# PROBLEM TO WORK ON
Show every line in the records below that contains the word "must".

# MATERIAL FOR THIS EXERCISE
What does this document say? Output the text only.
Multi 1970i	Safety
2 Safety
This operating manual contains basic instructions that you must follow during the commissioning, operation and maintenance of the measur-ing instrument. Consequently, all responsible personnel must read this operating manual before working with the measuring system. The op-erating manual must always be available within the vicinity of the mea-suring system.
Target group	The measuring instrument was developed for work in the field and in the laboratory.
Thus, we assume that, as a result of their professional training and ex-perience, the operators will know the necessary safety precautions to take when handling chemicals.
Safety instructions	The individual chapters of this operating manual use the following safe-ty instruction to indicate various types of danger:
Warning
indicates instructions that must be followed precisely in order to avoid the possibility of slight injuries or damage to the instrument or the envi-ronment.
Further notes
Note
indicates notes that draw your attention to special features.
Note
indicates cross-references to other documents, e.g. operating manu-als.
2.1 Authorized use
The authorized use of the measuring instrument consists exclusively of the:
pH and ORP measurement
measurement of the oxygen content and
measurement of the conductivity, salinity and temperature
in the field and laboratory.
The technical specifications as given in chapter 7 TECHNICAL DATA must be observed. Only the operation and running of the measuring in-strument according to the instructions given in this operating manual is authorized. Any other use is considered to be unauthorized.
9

# CORRECT OUTPUT
This operating manual contains basic instructions that you must follow during the commissioning, operation and maintenance of the measur-ing instrument. Consequently, all responsible personnel must read this operating manual before working with the measuring system. The op-erating manual must always be available within the vicinity of the mea-suring system.
indicates instructions that must be followed precisely in order to avoid the possibility of slight injuries or damage to the instrument or the envi-ronment.
The technical specifications as given in chapter 7 TECHNICAL DATA must be observed. Only the operation and running of the measuring in-strument according to the instructions given in this operating manual is authorized. Any other use is considered to be unauthorized.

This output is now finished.